**Exercise directions**:
Every record below is to be retyped exactly.

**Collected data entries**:

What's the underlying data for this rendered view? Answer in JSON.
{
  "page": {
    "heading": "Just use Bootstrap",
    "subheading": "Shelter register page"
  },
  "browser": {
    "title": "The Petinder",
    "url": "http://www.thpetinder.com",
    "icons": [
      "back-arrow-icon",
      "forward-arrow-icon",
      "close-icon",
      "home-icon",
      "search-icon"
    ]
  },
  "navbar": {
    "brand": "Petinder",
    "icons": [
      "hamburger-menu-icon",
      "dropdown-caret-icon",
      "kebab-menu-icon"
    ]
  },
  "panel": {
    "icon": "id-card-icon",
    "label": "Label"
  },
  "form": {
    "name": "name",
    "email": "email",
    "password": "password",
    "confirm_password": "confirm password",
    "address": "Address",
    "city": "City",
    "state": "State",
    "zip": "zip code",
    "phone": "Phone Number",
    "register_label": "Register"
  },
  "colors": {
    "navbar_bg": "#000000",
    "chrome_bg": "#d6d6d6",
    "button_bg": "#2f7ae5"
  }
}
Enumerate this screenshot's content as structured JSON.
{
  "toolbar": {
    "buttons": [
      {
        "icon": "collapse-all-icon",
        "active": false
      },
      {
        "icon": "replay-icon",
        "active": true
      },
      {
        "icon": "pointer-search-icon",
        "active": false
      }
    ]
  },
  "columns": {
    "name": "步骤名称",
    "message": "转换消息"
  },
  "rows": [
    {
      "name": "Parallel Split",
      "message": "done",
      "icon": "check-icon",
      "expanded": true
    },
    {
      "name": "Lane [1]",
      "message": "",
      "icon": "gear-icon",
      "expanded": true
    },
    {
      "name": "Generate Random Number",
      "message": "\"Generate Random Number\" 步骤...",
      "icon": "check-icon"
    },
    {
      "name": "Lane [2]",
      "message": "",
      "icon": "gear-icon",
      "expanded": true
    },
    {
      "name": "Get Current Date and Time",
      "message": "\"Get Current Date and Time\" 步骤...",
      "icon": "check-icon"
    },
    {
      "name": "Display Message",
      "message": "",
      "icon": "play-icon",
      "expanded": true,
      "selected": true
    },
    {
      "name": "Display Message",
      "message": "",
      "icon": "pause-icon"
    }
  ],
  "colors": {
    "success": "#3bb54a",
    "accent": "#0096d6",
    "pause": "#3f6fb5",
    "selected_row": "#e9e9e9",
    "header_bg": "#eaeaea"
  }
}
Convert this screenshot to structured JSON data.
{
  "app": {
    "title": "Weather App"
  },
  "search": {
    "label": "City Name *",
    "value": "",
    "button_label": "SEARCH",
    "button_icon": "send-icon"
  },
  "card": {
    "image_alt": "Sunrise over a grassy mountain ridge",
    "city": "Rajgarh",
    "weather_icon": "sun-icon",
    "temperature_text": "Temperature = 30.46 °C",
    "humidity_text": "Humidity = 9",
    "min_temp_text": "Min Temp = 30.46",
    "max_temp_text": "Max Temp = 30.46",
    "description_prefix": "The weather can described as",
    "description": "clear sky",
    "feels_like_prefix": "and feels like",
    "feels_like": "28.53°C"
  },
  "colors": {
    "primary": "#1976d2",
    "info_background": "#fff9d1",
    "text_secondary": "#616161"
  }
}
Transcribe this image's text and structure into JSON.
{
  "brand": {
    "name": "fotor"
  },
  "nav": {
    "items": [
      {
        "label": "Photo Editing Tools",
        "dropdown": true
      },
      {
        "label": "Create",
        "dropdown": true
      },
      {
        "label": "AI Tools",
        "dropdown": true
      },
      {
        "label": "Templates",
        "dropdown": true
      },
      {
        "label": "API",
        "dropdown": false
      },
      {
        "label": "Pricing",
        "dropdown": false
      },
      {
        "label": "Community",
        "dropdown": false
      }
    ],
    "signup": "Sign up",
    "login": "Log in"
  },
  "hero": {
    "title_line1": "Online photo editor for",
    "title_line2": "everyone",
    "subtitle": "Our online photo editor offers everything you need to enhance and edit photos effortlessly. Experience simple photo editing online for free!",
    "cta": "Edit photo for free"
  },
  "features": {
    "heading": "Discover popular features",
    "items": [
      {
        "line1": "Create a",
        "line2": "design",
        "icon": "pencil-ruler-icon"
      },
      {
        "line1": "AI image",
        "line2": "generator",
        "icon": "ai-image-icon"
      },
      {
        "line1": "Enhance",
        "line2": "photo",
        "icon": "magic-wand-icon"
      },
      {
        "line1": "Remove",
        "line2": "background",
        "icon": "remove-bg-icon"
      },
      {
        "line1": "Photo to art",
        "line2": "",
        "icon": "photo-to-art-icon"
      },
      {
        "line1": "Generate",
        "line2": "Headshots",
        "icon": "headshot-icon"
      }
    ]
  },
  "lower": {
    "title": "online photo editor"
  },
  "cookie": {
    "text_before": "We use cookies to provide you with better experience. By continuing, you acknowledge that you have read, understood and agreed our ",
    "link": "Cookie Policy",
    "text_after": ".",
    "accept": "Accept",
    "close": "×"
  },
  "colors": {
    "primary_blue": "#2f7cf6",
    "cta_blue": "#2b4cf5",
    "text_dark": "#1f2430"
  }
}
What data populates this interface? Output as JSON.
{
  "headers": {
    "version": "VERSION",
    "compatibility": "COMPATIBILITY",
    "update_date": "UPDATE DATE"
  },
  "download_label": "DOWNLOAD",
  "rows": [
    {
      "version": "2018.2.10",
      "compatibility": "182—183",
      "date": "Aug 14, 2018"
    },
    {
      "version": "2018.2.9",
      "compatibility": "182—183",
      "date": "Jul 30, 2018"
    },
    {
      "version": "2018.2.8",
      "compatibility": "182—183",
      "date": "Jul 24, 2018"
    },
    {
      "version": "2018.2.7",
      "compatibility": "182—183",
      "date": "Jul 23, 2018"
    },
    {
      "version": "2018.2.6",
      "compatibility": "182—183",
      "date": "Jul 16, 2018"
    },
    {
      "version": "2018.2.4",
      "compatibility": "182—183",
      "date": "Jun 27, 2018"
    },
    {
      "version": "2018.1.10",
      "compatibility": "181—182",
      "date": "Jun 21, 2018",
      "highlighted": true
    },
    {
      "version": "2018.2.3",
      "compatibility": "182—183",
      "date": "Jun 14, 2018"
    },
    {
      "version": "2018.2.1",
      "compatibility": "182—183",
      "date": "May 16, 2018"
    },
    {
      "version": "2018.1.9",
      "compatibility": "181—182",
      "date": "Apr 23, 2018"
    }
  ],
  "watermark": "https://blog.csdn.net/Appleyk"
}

**Finished answer**:
What's the underlying data for this rendered view? Answer in JSON.
{
  "page": {
    "heading": "Just use Bootstrap",
    "subheading": "Shelter register page"
  },
  "browser": {
    "title": "The Petinder",
    "url": "http://www.thpetinder.com",
    "icons": [
      "back-arrow-icon",
      "forward-arrow-icon",
      "close-icon",
      "home-icon",
      "search-icon"
    ]
  },
  "navbar": {
    "brand": "Petinder",
    "icons": [
      "hamburger-menu-icon",
      "dropdown-caret-icon",
      "kebab-menu-icon"
    ]
  },
  "panel": {
    "icon": "id-card-icon",
    "label": "Label"
  },
  "form": {
    "name": "name",
    "email": "email",
    "password": "password",
    "confirm_password": "confirm password",
    "address": "Address",
    "city": "City",
    "state": "State",
    "zip": "zip code",
    "phone": "Phone Number",
    "register_label": "Register"
  },
  "colors": {
    "navbar_bg": "#000000",
    "chrome_bg": "#d6d6d6",
    "button_bg": "#2f7ae5"
  }
}
Enumerate this screenshot's content as structured JSON.
{
  "toolbar": {
    "buttons": [
      {
        "icon": "collapse-all-icon",
        "active": false
      },
      {
        "icon": "replay-icon",
        "active": true
      },
      {
        "icon": "pointer-search-icon",
        "active": false
      }
    ]
  },
  "columns": {
    "name": "步骤名称",
    "message": "转换消息"
  },
  "rows": [
    {
      "name": "Parallel Split",
      "message": "done",
      "icon": "check-icon",
      "expanded": true
    },
    {
      "name": "Lane [1]",
      "message": "",
      "icon": "gear-icon",
      "expanded": true
    },
    {
      "name": "Generate Random Number",
      "message": "\"Generate Random Number\" 步骤...",
      "icon": "check-icon"
    },
    {
      "name": "Lane [2]",
      "message": "",
      "icon": "gear-icon",
      "expanded": true
    },
    {
      "name": "Get Current Date and Time",
      "message": "\"Get Current Date and Time\" 步骤...",
      "icon": "check-icon"
    },
    {
      "name": "Display Message",
      "message": "",
      "icon": "play-icon",
      "expanded": true,
      "selected": true
    },
    {
      "name": "Display Message",
      "message": "",
      "icon": "pause-icon"
    }
  ],
  "colors": {
    "success": "#3bb54a",
    "accent": "#0096d6",
    "pause": "#3f6fb5",
    "selected_row": "#e9e9e9",
    "header_bg": "#eaeaea"
  }
}
Convert this screenshot to structured JSON data.
{
  "app": {
    "title": "Weather App"
  },
  "search": {
    "label": "City Name *",
    "value": "",
    "button_label": "SEARCH",
    "button_icon": "send-icon"
  },
  "card": {
    "image_alt": "Sunrise over a grassy mountain ridge",
    "city": "Rajgarh",
    "weather_icon": "sun-icon",
    "temperature_text": "Temperature = 30.46 °C",
    "humidity_text": "Humidity = 9",
    "min_temp_text": "Min Temp = 30.46",
    "max_temp_text": "Max Temp = 30.46",
    "description_prefix": "The weather can described as",
    "description": "clear sky",
    "feels_like_prefix": "and feels like",
    "feels_like": "28.53°C"
  },
  "colors": {
    "primary": "#1976d2",
    "info_background": "#fff9d1",
    "text_secondary": "#616161"
  }
}
Transcribe this image's text and structure into JSON.
{
  "brand": {
    "name": "fotor"
  },
  "nav": {
    "items": [
      {
        "label": "Photo Editing Tools",
        "dropdown": true
      },
      {
        "label": "Create",
        "dropdown": true
      },
      {
        "label": "AI Tools",
        "dropdown": true
      },
      {
        "label": "Templates",
        "dropdown": true
      },
      {
        "label": "API",
        "dropdown": false
      },
      {
        "label": "Pricing",
        "dropdown": false
      },
      {
        "label": "Community",
        "dropdown": false
      }
    ],
    "signup": "Sign up",
    "login": "Log in"
  },
  "hero": {
    "title_line1": "Online photo editor for",
    "title_line2": "everyone",
    "subtitle": "Our online photo editor offers everything you need to enhance and edit photos effortlessly. Experience simple photo editing online for free!",
    "cta": "Edit photo for free"
  },
  "features": {
    "heading": "Discover popular features",
    "items": [
      {
        "line1": "Create a",
        "line2": "design",
        "icon": "pencil-ruler-icon"
      },
      {
        "line1": "AI image",
        "line2": "generator",
        "icon": "ai-image-icon"
      },
      {
        "line1": "Enhance",
        "line2": "photo",
        "icon": "magic-wand-icon"
      },
      {
        "line1": "Remove",
        "line2": "background",
        "icon": "remove-bg-icon"
      },
      {
        "line1": "Photo to art",
        "line2": "",
        "icon": "photo-to-art-icon"
      },
      {
        "line1": "Generate",
        "line2": "Headshots",
        "icon": "headshot-icon"
      }
    ]
  },
  "lower": {
    "title": "online photo editor"
  },
  "cookie": {
    "text_before": "We use cookies to provide you with better experience. By continuing, you acknowledge that you have read, understood and agreed our ",
    "link": "Cookie Policy",
    "text_after": ".",
    "accept": "Accept",
    "close": "×"
  },
  "colors": {
    "primary_blue": "#2f7cf6",
    "cta_blue": "#2b4cf5",
    "text_dark": "#1f2430"
  }
}
What data populates this interface? Output as JSON.
{
  "headers": {
    "version": "VERSION",
    "compatibility": "COMPATIBILITY",
    "update_date": "UPDATE DATE"
  },
  "download_label": "DOWNLOAD",
  "rows": [
    {
      "version": "2018.2.10",
      "compatibility": "182—183",
      "date": "Aug 14, 2018"
    },
    {
      "version": "2018.2.9",
      "compatibility": "182—183",
      "date": "Jul 30, 2018"
    },
    {
      "version": "2018.2.8",
      "compatibility": "182—183",
      "date": "Jul 24, 2018"
    },
    {
      "version": "2018.2.7",
      "compatibility": "182—183",
      "date": "Jul 23, 2018"
    },
    {
      "version": "2018.2.6",
      "compatibility": "182—183",
      "date": "Jul 16, 2018"
    },
    {
      "version": "2018.2.4",
      "compatibility": "182—183",
      "date": "Jun 27, 2018"
    },
    {
      "version": "2018.1.10",
      "compatibility": "181—182",
      "date": "Jun 21, 2018",
      "highlighted": true
    },
    {
      "version": "2018.2.3",
      "compatibility": "182—183",
      "date": "Jun 14, 2018"
    },
    {
      "version": "2018.2.1",
      "compatibility": "182—183",
      "date": "May 16, 2018"
    },
    {
      "version": "2018.1.9",
      "compatibility": "181—182",
      "date": "Apr 23, 2018"
    }
  ],
  "watermark": "https://blog.csdn.net/Appleyk"
}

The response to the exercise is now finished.